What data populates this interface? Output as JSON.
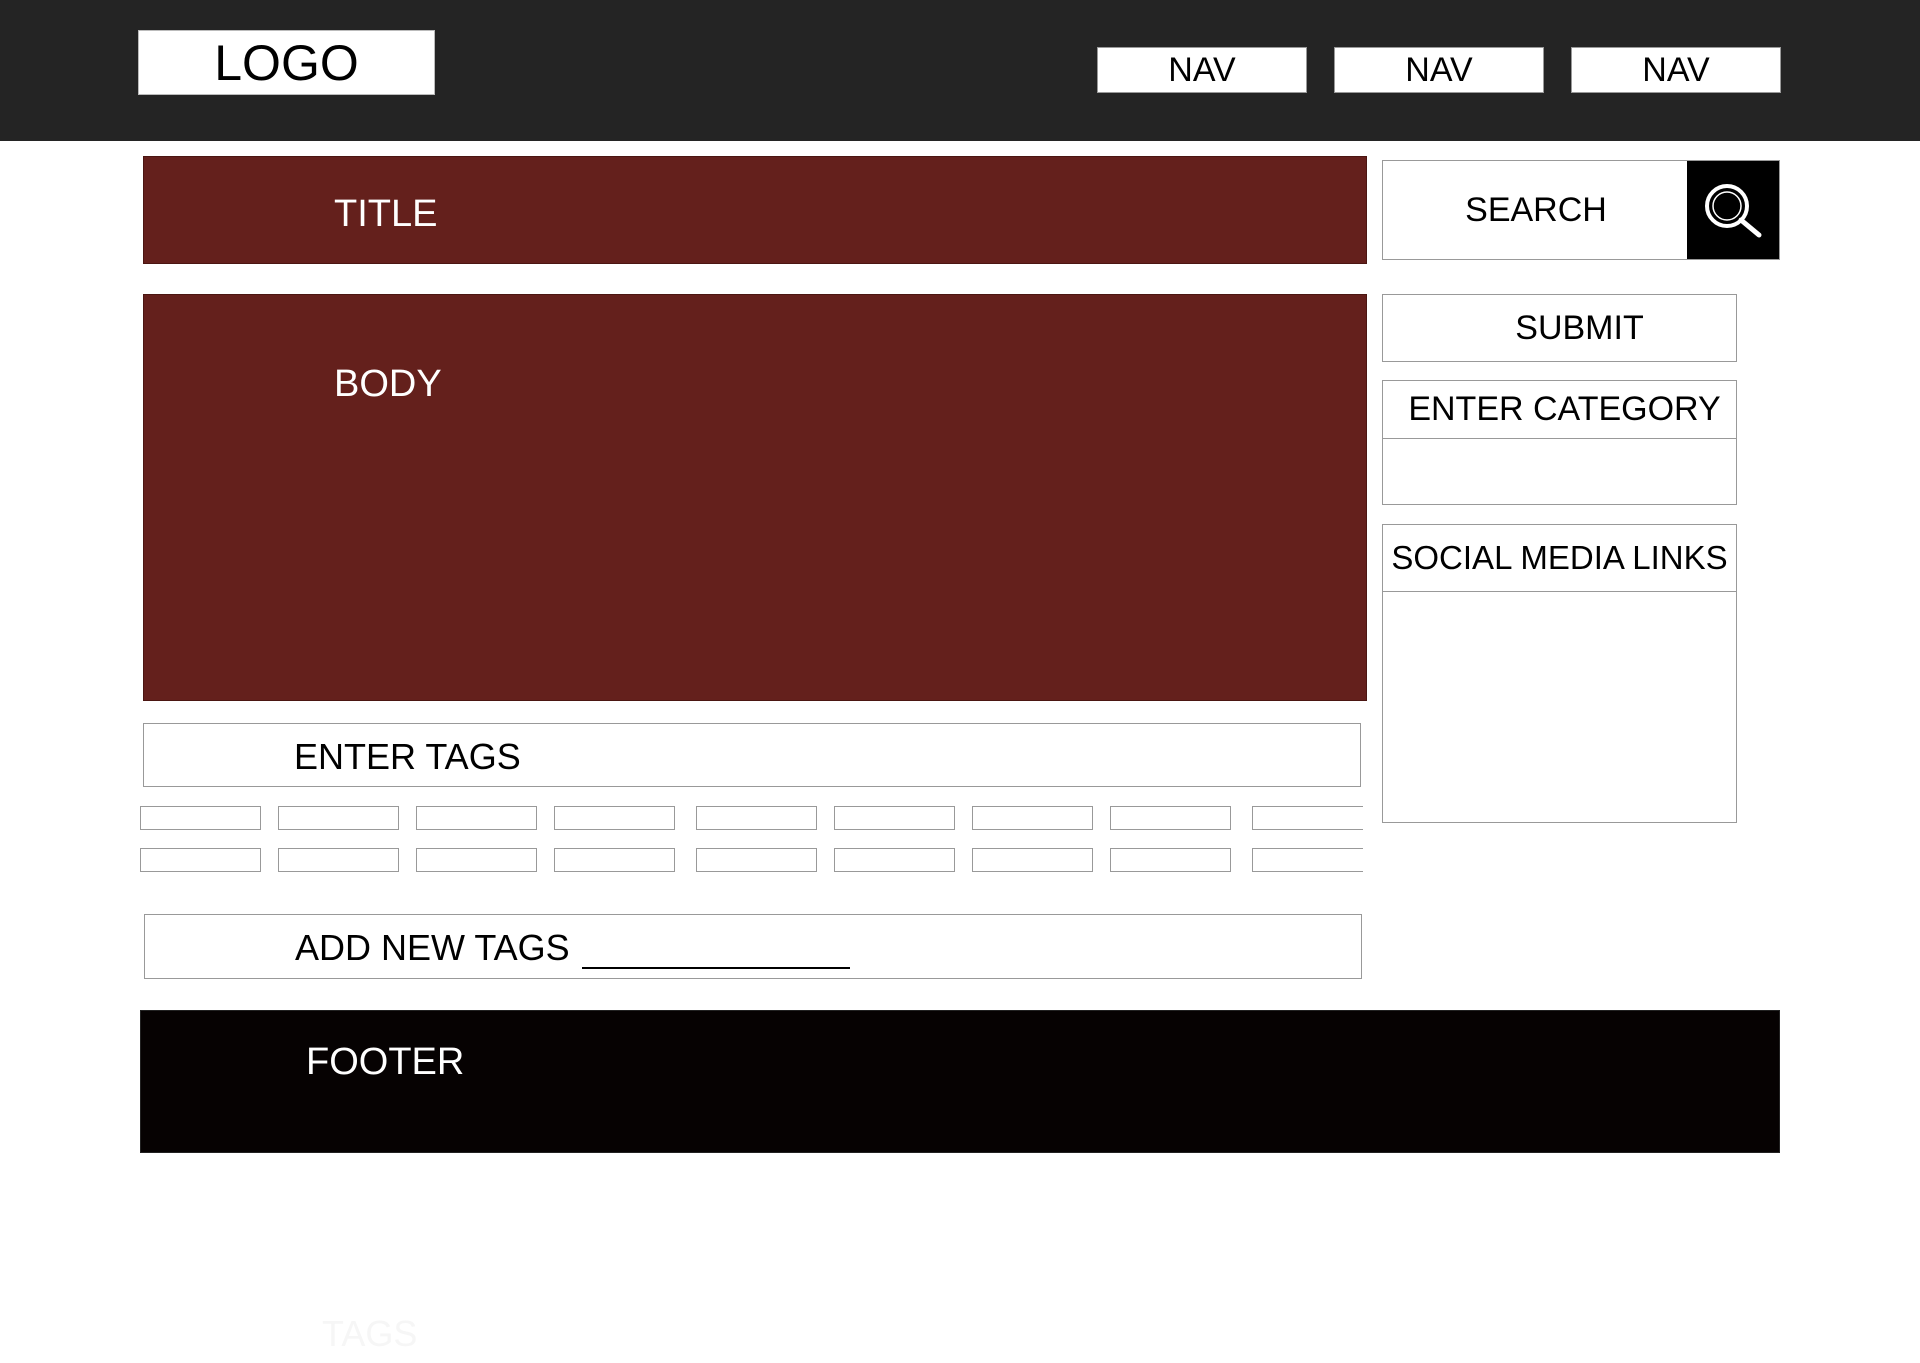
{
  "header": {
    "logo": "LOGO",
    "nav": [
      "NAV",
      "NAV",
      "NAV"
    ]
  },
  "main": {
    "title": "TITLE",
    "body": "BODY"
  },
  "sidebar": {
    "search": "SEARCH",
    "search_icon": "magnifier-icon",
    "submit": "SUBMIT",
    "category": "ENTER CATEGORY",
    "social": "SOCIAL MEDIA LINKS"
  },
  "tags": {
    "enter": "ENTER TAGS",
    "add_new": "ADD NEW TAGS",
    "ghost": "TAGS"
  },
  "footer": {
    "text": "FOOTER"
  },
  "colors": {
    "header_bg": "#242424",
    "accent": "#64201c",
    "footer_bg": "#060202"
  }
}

*****

**Set problem**
State the count of lines holding the string "ENTER" in the listing above, and nothing else.

**Result below**
2